Stéphane, pilote son hélicoptère en montrant alternativement aux passagers de droite et de gauche la bédière et en suivant son cours jusqu’au début, là-haut au pied de la chute de sérac. Pour le retour il adopte un trajet différent en nous faisant visiter les nombreux lacs de part et d’autre du fjord de Paakitsoq.
Après cette riche journée, le Rembrandt reste à l’ancre dans cette anse tranquille du fjord Paakitsoq, pour y passer une nuit calme.
Sur notre route en direction de l’île de Qeqertaq, à travers les icebergs de belles tailles, nous affrontons un léger vent du Nord.
Des souffles de baleines sont aperçus et le bateau met le cap sur eux : elles réapparaîtront plusieurs fois, sans montrer leurs queues en plongeant, mais à l’aileron dorsal et la tête elles sont identifiées à des rorquals communs. Mais les prévisions météorologiques parlent d’un renforcement jusqu’à 20 nœuds (# 36 km/h), ce qui est beaucoup pour notre voilier équipé d’une telle mâture. Aussi irons-nous nous mettre à l’abri de la petite île Oqaitsoq, dans un fond de fjord qui communique par un mince détroit souvent obstrué par les nombreux icebergs qui arrivent des glaciers.
Juste avant midi, Pierre nous parle de Qeqertaq (l’île) où il a passé une année entière avec sa femme pour des études de météorologie, ethnologie et linguistique, en 1987.
C’est ce petit village même que nous visiterons demain mardi, si les icebergs nous laissent approcher.
Au cours de l’après midi, nous débarquons tous en zodiac, vers la pointe Nord-est d’Oqaitsoq, pour une randonnée.
Juste au dessus du rivage se trouvent des restes d’occupations que Pierre nous décrit comme Thuléenne, c’est à dire vielle de peut-être 900 ans. Ce sont les reliques de plusieurs maisons (illu, à prononcer idlou, d’où dérive notre appellation française iglou) aux murs épais de tourbes intercalés de pierres plates et autrefois couvertes par une charpente de bois flottés et d’os de baleines (mandibules et côtes) recouverte de peaux de phoques cousues ainsi que de nouveau de tourbe pour l’isolation. On distingue bien l’entrée basse et longue à l’aval, qui ici est inclinée vers le Sud, pour à la fois se protéger du vent, d’une intrusion d’ours blanc et de la neige sur les vêtements de peau, en se frottant aux parois. Accessoirement c’était aussi une façon d’évacuer l’air froid plus dense au profit de l’air chaud plus léger.
On distingue aussi sur le rebord extérieur supérieur comme une cave ; c’est une cache à viandes ou poissons, amassés en été comme provisions et il devait y en avoir tout autour des murs pour survivre durant le long hiver.
+++++
- LISTE DES TÂCHES
#1 Ces affirmations concordent-elles avec le récit de croisière ci-dessus ? Répondez par oui ou par non pour chacune, en citant mot pour mot le passage qui tranche. (a) Le Rembrandt passe la nuit à l'ancre dans une anse du fjord Paakitsoq. (b) Les baleines aperçues montrent leurs queues en plongeant. (c) Pierre a vécu une année entière à Qeqertaq en 1987.
#2 D'après le récit de croisière, de quand Pierre date-t-il les restes d'occupation thuléens situés au-dessus du rivage ?
#3 Poursuivez le récit de croisière en reprenant après sa dernière phrase.

- DONNÉES FOURNIES
+++++
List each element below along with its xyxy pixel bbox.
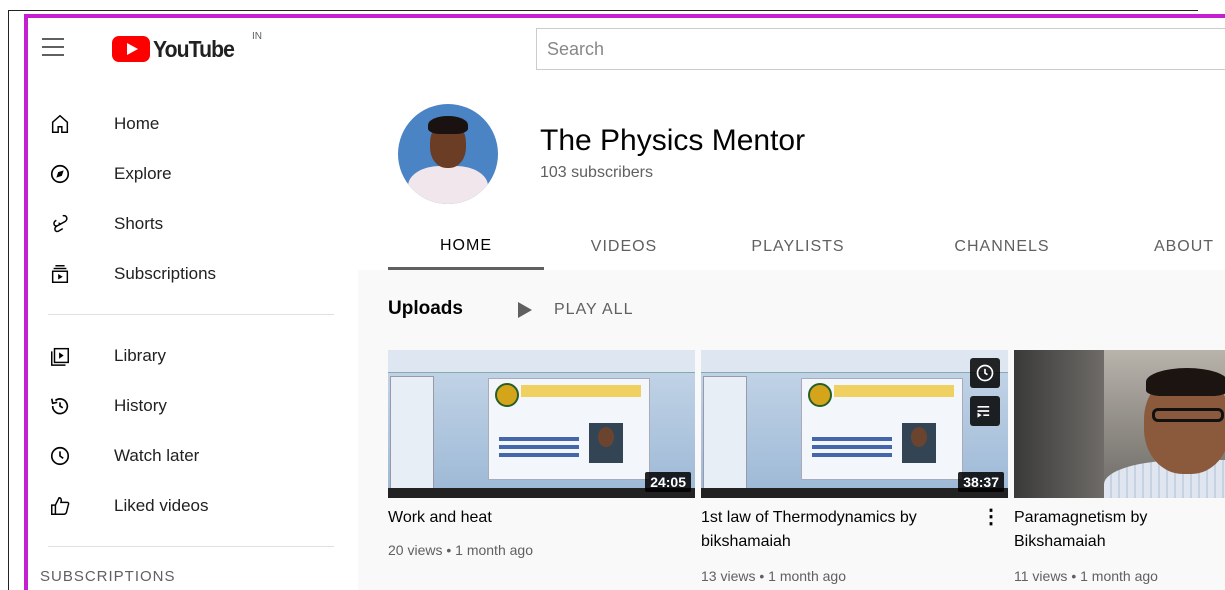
+++++
- LISTE DES RÉPONSES
#1
(a) Oui : « le Rembrandt reste à l’ancre dans cette anse tranquille du fjord Paakitsoq, pour y passer une nuit calme ».
(b) Non : « sans montrer leurs queues en plongeant ».
(c) Oui : « où il a passé une année entière avec sa femme pour des études de météorologie, ethnologie et linguistique, en 1987 ».

#2 Il les dit vieux de peut-être 900 ans.

#3
Ensuite nous montons sur le balcon Nord de l’île qui donne une vue saisissante sur le fjord Torsukatak et la baie de Qeqertaq. Ce balcon est surmonté d’une immense falaise à oiseaux (mouettes tridactyles). Les oiseaux sont déjà partis vers le Sud, mais de nombreuses plumes témoignent de leur occupation ainsi que la végétation verte nourrie par le guano et ponctuée des crottes de renards.
Le fjord est bien encombré par une couverture dense d’icebergs de toutes tailles que nous pourrons visiter autour de Qeqertaq, en randonnée zodiac.
Ensuite, le groupe se scinde en trois : un petit groupe avec Pascal qui explore les sommets rocheux de l’Est, et le reste par moitié part soit en direction du Sud sous la conduite de Sven et de Pierre et le troisième qui redescend avec Louis au rivage, en herborisant. On découvre ici des plantes qui nous sont familières dans les Alpes comme la corbeille d’argent (Céraiste), les saules à chatons, les airelles des marais, la Camarine noire et deux beaux spécimens de bolets, avec d’autres qu’on ne rencontre qu’ici comme le bouleau arctique, le lycopode, la cassiope tétragone aux clochettes qui rappellent celles du muguet et l’odorant thé du Labrador.
Le groupe de Pierre et Sven a atteint un sommet offrant un panorama somptueux sur le Torsukatak, les deux glaciers qui l’alimentent et l’inlandsis. La nuit au ciel bien clair et très étoilé n’a pas montré d’aurores boréales.
Ciel nuageux. avec une température de – 2°C, mais vent d’Est faible.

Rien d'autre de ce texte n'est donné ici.